▶ **TO BE DONE**: Locate every line in the records below that holds the word "document" and return each one.

▶ **RECORDS PROVIDED**:
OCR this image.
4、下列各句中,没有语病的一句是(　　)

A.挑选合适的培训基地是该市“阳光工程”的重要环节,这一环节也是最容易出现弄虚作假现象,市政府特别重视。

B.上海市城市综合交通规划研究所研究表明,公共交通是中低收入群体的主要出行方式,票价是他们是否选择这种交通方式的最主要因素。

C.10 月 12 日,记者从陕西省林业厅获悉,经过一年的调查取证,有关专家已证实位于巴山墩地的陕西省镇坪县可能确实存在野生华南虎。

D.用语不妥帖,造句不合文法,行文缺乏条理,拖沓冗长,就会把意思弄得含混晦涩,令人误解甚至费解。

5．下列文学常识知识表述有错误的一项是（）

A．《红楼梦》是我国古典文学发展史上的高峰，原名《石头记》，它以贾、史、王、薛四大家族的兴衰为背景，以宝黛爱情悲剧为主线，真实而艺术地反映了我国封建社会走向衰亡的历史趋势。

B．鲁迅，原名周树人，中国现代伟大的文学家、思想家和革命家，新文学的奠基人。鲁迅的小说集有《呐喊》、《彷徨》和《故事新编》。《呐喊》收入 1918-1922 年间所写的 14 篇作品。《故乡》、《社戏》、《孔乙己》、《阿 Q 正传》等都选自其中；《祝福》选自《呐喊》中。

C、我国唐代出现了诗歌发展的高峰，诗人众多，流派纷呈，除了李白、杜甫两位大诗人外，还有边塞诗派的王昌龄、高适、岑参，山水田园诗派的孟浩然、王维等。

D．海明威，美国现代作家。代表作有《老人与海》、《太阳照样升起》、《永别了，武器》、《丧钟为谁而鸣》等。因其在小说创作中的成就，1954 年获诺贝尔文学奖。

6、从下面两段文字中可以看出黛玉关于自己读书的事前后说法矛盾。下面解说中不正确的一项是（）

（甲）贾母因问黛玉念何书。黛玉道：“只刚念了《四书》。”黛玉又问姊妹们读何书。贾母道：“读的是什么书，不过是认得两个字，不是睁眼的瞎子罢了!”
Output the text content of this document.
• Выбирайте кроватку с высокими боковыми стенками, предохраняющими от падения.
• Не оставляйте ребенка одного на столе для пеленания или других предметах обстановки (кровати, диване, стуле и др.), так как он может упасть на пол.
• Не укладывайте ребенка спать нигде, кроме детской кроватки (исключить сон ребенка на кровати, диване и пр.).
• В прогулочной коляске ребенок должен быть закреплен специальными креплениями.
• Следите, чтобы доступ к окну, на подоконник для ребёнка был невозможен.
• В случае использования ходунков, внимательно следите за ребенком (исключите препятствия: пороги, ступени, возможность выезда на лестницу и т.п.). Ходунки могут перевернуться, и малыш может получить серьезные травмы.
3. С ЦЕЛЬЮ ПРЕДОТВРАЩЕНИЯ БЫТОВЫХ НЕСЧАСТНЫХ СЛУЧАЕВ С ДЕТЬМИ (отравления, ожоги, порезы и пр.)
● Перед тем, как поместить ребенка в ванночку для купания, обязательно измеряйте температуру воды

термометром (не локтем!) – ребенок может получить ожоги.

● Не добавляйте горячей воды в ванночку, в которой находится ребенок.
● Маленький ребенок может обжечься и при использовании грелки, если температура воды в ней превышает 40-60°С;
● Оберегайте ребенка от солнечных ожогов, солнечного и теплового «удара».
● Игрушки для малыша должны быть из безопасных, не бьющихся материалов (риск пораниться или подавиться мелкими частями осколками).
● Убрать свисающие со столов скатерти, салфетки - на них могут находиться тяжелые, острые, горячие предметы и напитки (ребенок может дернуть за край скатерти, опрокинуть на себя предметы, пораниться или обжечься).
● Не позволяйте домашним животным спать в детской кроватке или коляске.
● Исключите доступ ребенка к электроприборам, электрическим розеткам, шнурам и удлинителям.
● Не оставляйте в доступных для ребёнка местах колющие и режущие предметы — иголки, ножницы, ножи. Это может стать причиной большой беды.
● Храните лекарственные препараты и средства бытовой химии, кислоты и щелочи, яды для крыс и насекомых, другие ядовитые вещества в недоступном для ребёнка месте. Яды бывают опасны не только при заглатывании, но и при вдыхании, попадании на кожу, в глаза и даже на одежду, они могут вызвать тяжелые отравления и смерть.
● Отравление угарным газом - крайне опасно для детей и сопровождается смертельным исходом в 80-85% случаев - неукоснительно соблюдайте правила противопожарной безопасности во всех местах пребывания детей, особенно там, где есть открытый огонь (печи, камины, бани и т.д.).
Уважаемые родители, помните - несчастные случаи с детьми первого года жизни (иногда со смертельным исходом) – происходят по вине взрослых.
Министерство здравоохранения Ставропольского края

* * *

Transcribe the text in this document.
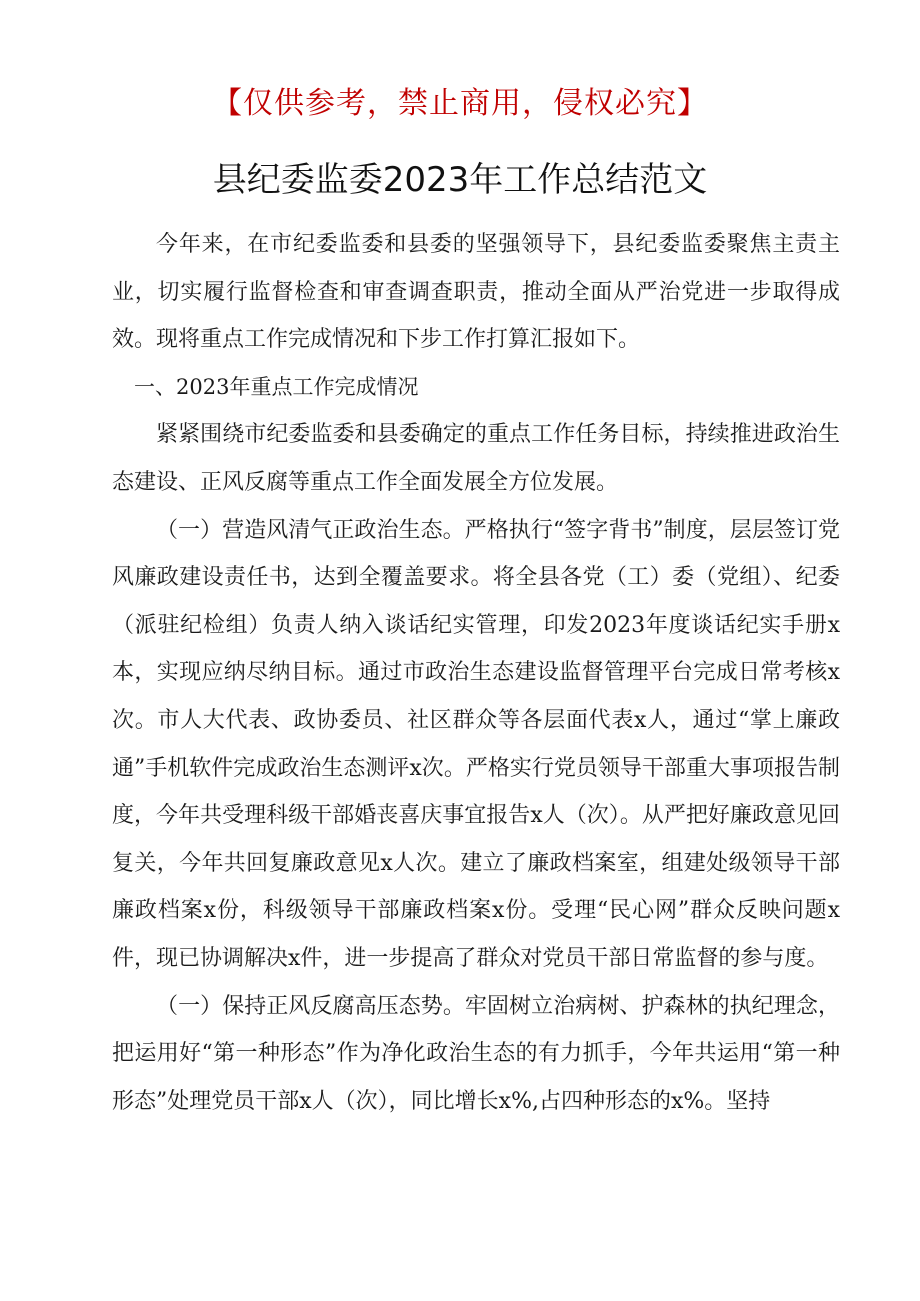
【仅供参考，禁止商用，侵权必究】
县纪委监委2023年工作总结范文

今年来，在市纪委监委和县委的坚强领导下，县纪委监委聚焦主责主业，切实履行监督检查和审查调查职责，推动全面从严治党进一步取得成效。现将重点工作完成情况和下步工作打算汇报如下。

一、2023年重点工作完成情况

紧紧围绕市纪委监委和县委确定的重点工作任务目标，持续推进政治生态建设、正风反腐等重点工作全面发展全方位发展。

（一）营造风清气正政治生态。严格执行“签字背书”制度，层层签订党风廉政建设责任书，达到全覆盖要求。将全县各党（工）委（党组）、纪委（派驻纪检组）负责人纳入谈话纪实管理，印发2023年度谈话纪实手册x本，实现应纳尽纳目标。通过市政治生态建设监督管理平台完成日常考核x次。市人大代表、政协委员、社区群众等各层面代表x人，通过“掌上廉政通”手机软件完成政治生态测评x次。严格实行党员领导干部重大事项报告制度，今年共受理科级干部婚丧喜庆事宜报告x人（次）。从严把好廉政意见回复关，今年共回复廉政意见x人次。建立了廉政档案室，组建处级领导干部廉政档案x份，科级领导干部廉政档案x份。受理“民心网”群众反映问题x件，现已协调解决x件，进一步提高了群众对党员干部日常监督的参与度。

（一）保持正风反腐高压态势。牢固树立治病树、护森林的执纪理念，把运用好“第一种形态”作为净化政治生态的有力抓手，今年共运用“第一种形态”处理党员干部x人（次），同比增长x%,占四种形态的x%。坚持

...

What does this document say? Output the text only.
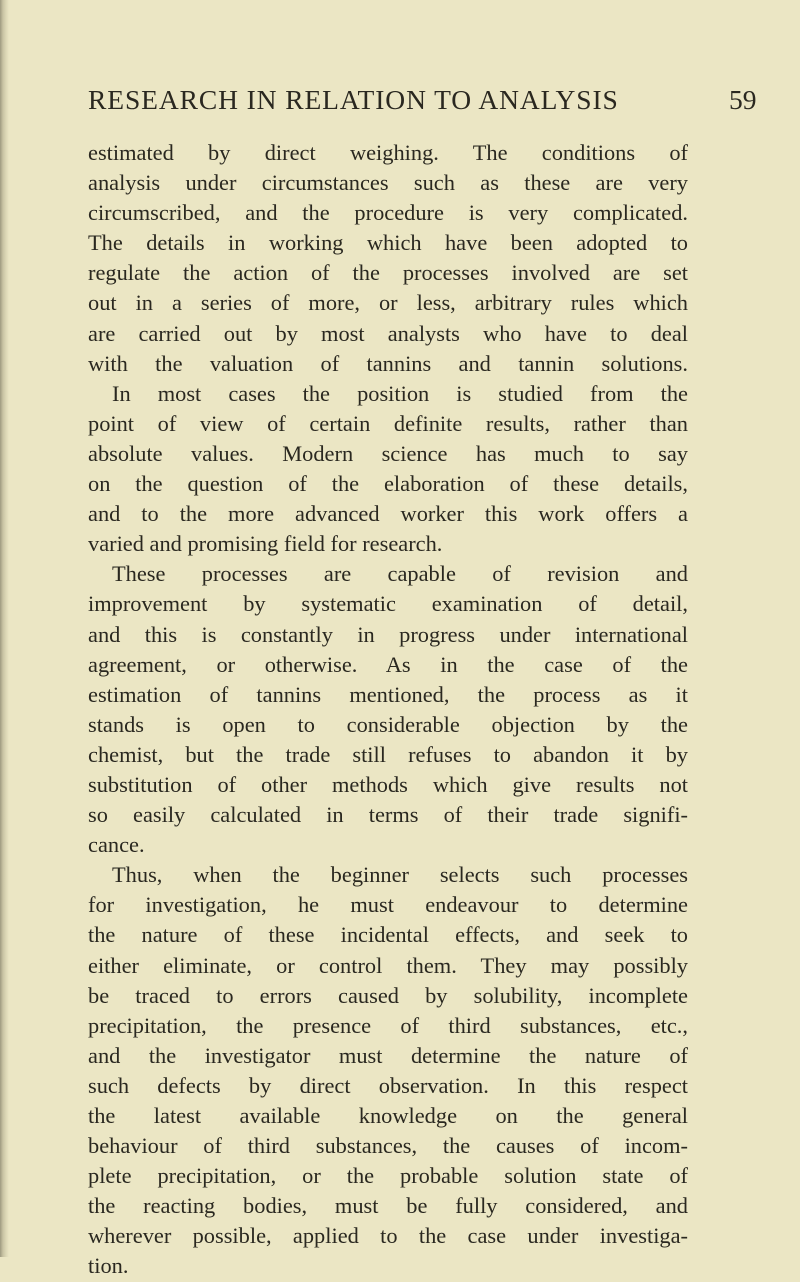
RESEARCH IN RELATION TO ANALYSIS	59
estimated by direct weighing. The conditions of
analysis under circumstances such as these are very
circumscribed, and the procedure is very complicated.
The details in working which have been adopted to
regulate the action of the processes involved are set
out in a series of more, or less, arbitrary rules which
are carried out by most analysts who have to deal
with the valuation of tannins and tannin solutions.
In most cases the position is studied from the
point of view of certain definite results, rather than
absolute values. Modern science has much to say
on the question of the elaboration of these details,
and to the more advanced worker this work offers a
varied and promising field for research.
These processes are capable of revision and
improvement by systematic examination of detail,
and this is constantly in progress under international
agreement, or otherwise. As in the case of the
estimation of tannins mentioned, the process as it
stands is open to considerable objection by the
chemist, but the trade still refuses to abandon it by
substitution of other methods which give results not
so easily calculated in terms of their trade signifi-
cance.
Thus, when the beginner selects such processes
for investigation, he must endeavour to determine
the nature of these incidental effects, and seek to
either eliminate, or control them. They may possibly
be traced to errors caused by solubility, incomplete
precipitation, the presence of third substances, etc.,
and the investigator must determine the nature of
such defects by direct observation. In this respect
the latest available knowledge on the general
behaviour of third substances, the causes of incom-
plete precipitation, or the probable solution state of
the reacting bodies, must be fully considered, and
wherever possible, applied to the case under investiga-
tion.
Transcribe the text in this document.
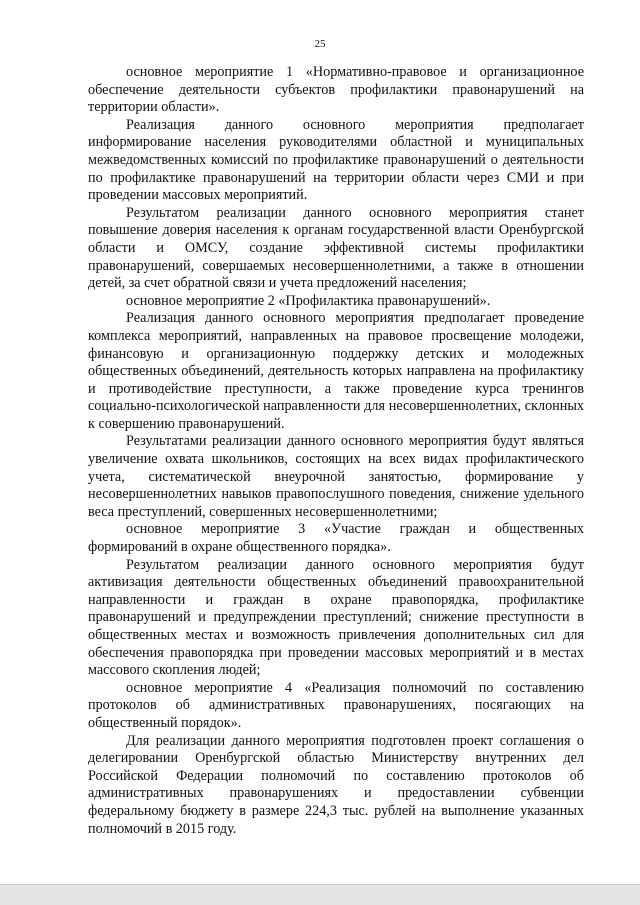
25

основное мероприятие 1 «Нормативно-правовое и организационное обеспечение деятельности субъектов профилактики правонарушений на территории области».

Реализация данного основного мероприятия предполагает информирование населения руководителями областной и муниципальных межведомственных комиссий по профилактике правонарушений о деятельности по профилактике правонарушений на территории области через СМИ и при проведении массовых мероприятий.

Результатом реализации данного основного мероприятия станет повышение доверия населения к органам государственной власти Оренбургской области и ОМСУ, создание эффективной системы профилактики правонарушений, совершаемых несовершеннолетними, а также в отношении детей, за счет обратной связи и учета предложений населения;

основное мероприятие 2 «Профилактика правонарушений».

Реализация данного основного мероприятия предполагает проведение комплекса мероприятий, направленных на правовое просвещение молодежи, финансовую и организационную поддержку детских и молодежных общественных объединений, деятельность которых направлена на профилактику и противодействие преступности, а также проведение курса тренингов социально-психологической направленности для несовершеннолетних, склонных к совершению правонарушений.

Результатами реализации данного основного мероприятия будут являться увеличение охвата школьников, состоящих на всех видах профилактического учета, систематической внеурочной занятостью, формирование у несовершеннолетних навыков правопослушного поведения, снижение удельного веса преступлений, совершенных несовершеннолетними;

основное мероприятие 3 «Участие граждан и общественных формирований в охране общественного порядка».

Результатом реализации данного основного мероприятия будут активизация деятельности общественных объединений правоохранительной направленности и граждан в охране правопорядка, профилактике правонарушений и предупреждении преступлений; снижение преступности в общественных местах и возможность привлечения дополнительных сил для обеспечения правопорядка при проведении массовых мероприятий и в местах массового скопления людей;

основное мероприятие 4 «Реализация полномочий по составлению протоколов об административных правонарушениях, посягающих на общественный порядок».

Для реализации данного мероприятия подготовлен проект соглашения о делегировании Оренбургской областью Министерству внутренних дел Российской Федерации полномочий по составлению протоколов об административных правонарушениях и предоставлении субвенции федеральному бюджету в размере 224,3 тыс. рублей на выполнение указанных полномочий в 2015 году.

▶ **RESPONSE TO THIS TASK**:
Output the text content of this document.
Transcribe the text in this document.
What does this document say? Output the text only.
Transcribe the text in this document.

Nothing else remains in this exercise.